— begin Data records —

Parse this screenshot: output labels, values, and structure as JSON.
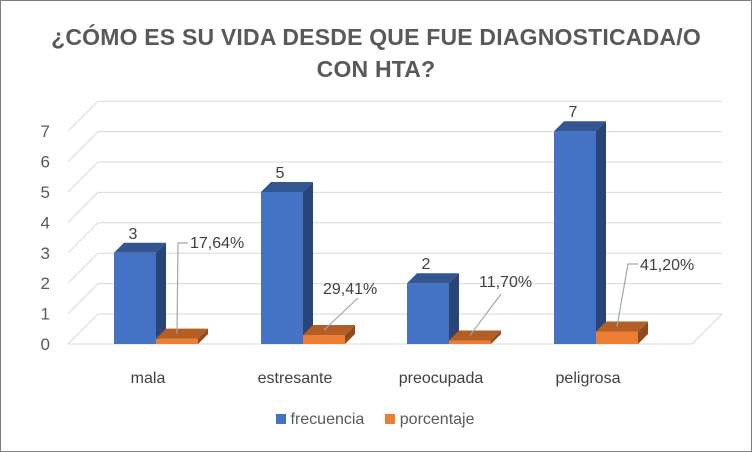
{
  "chart_data": {
    "type": "bar",
    "title": "¿CÓMO ES SU VIDA DESDE QUE FUE DIAGNOSTICADA/O CON HTA?",
    "categories": [
      "mala",
      "estresante",
      "preocupada",
      "peligrosa"
    ],
    "series": [
      {
        "name": "frecuencia",
        "values": [
          3,
          5,
          2,
          7
        ],
        "labels": [
          "3",
          "5",
          "2",
          "7"
        ],
        "color": "#4472C4"
      },
      {
        "name": "porcentaje",
        "values": [
          0.1764,
          0.2941,
          0.117,
          0.412
        ],
        "labels": [
          "17,64%",
          "29,41%",
          "11,70%",
          "41,20%"
        ],
        "color": "#ED7D31"
      }
    ],
    "y_ticks": [
      "0",
      "1",
      "2",
      "3",
      "4",
      "5",
      "6",
      "7"
    ],
    "ylim": [
      0,
      7
    ],
    "grid": true,
    "style": "3d-clustered-column",
    "legend_position": "bottom"
  }
}
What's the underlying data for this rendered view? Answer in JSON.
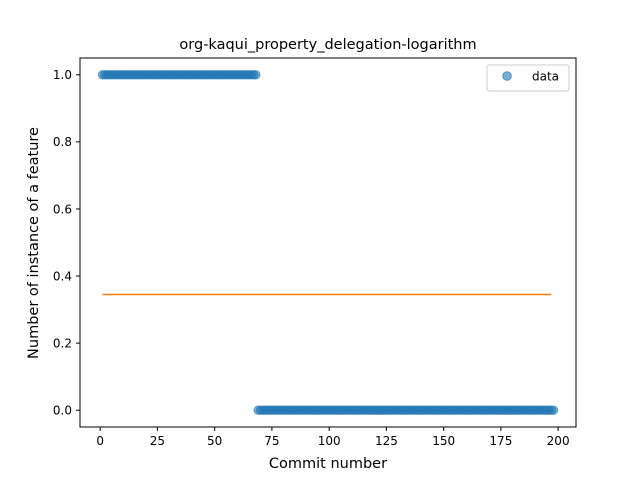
{
  "chart_data": {
    "type": "scatter",
    "title": "org-kaqui_property_delegation-logarithm",
    "xlabel": "Commit number",
    "ylabel": "Number of instance of a feature",
    "xlim": [
      -8.8,
      207.8
    ],
    "ylim": [
      -0.05,
      1.05
    ],
    "xticks": [
      0,
      25,
      50,
      75,
      100,
      125,
      150,
      175,
      200
    ],
    "yticks": [
      0.0,
      0.2,
      0.4,
      0.6,
      0.8,
      1.0
    ],
    "ytick_labels": [
      "0.0",
      "0.2",
      "0.4",
      "0.6",
      "0.8",
      "1.0"
    ],
    "grid": false,
    "legend": {
      "position": "top-right",
      "entries": [
        "data"
      ]
    },
    "series": [
      {
        "name": "data",
        "kind": "scatter",
        "color": "#1f77b4",
        "segments": [
          {
            "x_start": 1,
            "x_end": 68,
            "y": 1.0
          },
          {
            "x_start": 69,
            "x_end": 198,
            "y": 0.0
          }
        ]
      },
      {
        "kind": "line",
        "color": "#ff7f0e",
        "x": [
          1,
          197
        ],
        "y": [
          0.345,
          0.345
        ]
      }
    ]
  }
}
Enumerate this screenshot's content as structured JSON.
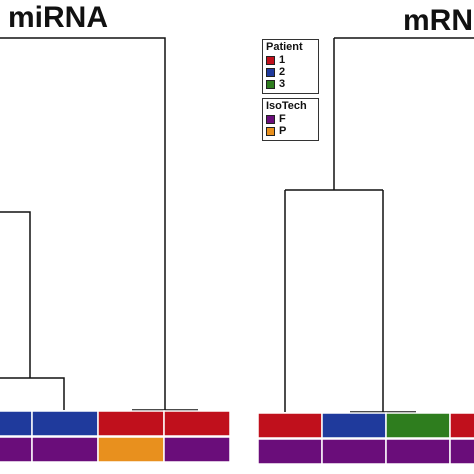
{
  "titles": {
    "left": "miRNA",
    "right": "mRN"
  },
  "legend": {
    "patient": {
      "header": "Patient",
      "items": [
        {
          "label": "1",
          "color": "#c0101c"
        },
        {
          "label": "2",
          "color": "#1f3a9c"
        },
        {
          "label": "3",
          "color": "#2e7d1e"
        }
      ]
    },
    "isotech": {
      "header": "IsoTech",
      "items": [
        {
          "label": "F",
          "color": "#6a0d7a"
        },
        {
          "label": "P",
          "color": "#e8901e"
        }
      ]
    }
  },
  "color_bars": {
    "left_patient": [
      "2",
      "2",
      "1",
      "1"
    ],
    "left_isotech": [
      "F",
      "F",
      "P",
      "F"
    ],
    "right_patient": [
      "1",
      "2",
      "3",
      "1"
    ],
    "right_isotech": [
      "F",
      "F",
      "F",
      "F"
    ]
  }
}
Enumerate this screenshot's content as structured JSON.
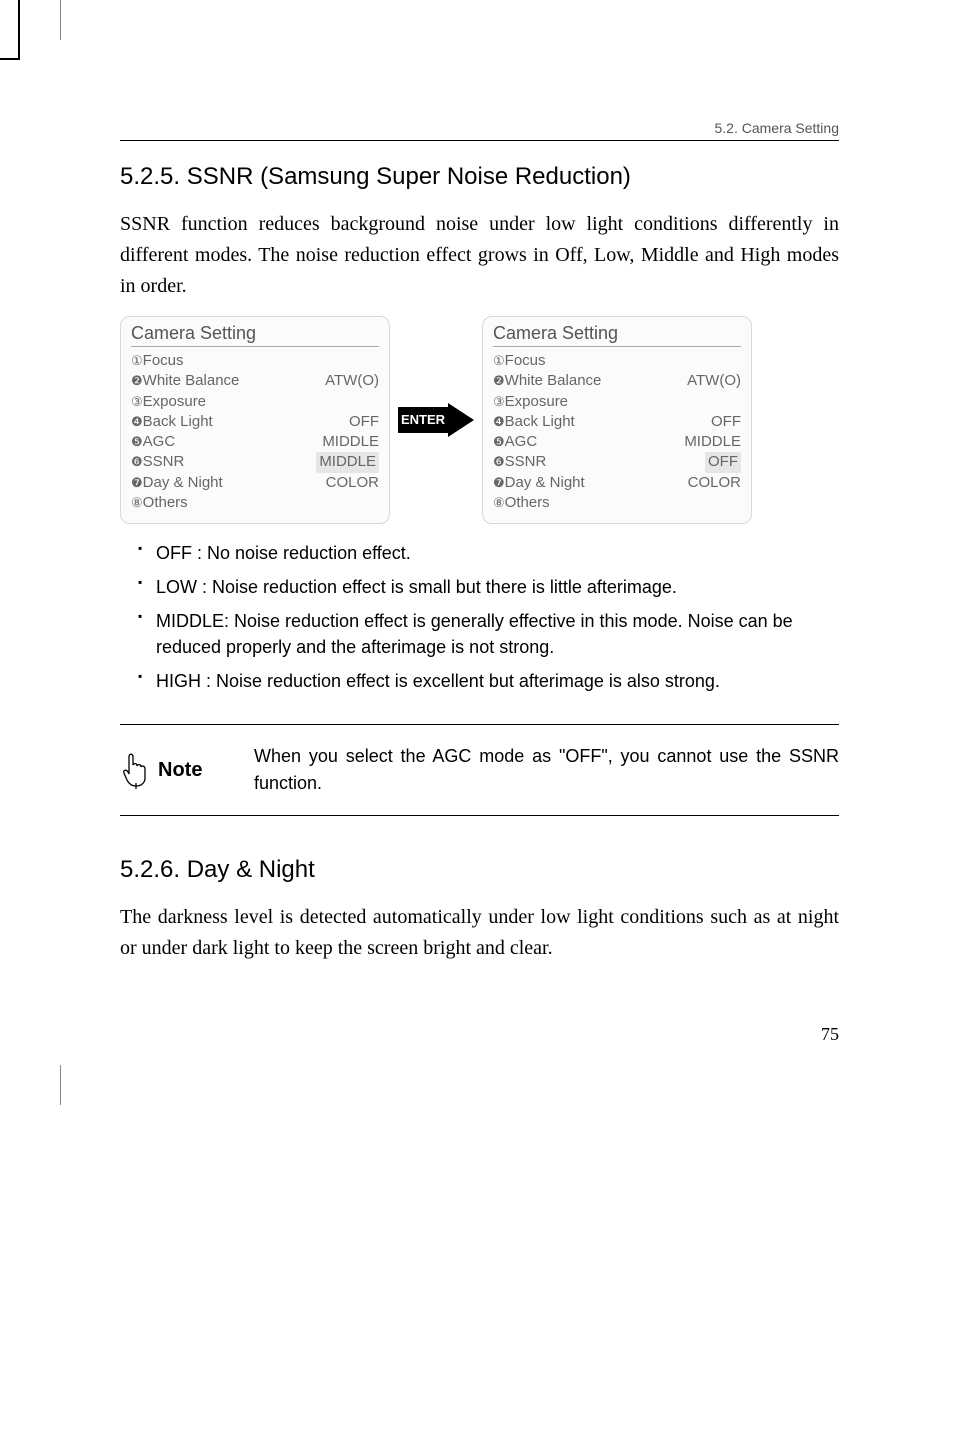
{
  "header": {
    "breadcrumb": "5.2. Camera Setting"
  },
  "section_ssnr": {
    "heading": "5.2.5. SSNR (Samsung Super Noise Reduction)",
    "body": "SSNR function reduces background noise under low light conditions differently in different modes. The noise reduction effect grows in Off, Low, Middle and High modes in order."
  },
  "panel_left": {
    "title": "Camera Setting",
    "rows": [
      {
        "num": "①",
        "label": "Focus",
        "value": ""
      },
      {
        "num": "❷",
        "label": "White Balance",
        "value": "ATW(O)"
      },
      {
        "num": "③",
        "label": "Exposure",
        "value": ""
      },
      {
        "num": "❹",
        "label": "Back Light",
        "value": "OFF"
      },
      {
        "num": "❺",
        "label": "AGC",
        "value": "MIDDLE"
      },
      {
        "num": "❻",
        "label": "SSNR",
        "value": "MIDDLE",
        "highlight": true
      },
      {
        "num": "❼",
        "label": "Day & Night",
        "value": "COLOR"
      },
      {
        "num": "⑧",
        "label": "Others",
        "value": ""
      }
    ]
  },
  "enter_label": "ENTER",
  "panel_right": {
    "title": "Camera Setting",
    "rows": [
      {
        "num": "①",
        "label": "Focus",
        "value": ""
      },
      {
        "num": "❷",
        "label": "White Balance",
        "value": "ATW(O)"
      },
      {
        "num": "③",
        "label": "Exposure",
        "value": ""
      },
      {
        "num": "❹",
        "label": "Back Light",
        "value": "OFF"
      },
      {
        "num": "❺",
        "label": "AGC",
        "value": "MIDDLE"
      },
      {
        "num": "❻",
        "label": "SSNR",
        "value": "OFF",
        "highlight": true
      },
      {
        "num": "❼",
        "label": "Day & Night",
        "value": "COLOR"
      },
      {
        "num": "⑧",
        "label": "Others",
        "value": ""
      }
    ]
  },
  "bullets": [
    "OFF : No noise reduction effect.",
    "LOW : Noise reduction effect is small but there is little afterimage.",
    "MIDDLE: Noise reduction effect is generally effective in this mode. Noise can be reduced properly and the afterimage is not strong.",
    "HIGH : Noise reduction effect is excellent but afterimage is also strong."
  ],
  "note": {
    "label": "Note",
    "text": "When you select the AGC mode as \"OFF\", you cannot use the SSNR function."
  },
  "section_dn": {
    "heading": "5.2.6. Day & Night",
    "body": "The darkness level is detected automatically under low light conditions such as at night or under dark light to keep the screen bright and clear."
  },
  "page_number": "75",
  "colors": {
    "panel_bg": "#fbfbfb",
    "panel_border": "#d8d8d8",
    "text_muted": "#666666"
  }
}
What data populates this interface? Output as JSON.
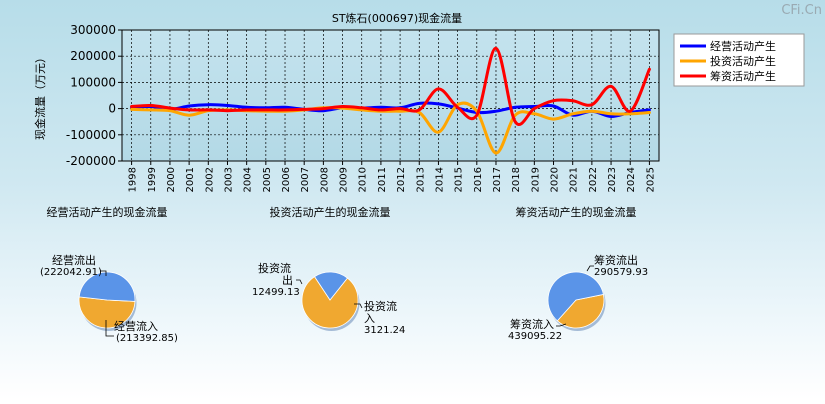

— end Data records —

- [Written instruction]: Count up the lines in the listing that hold the word "afterimage", and give that number only.

- [In response]: 3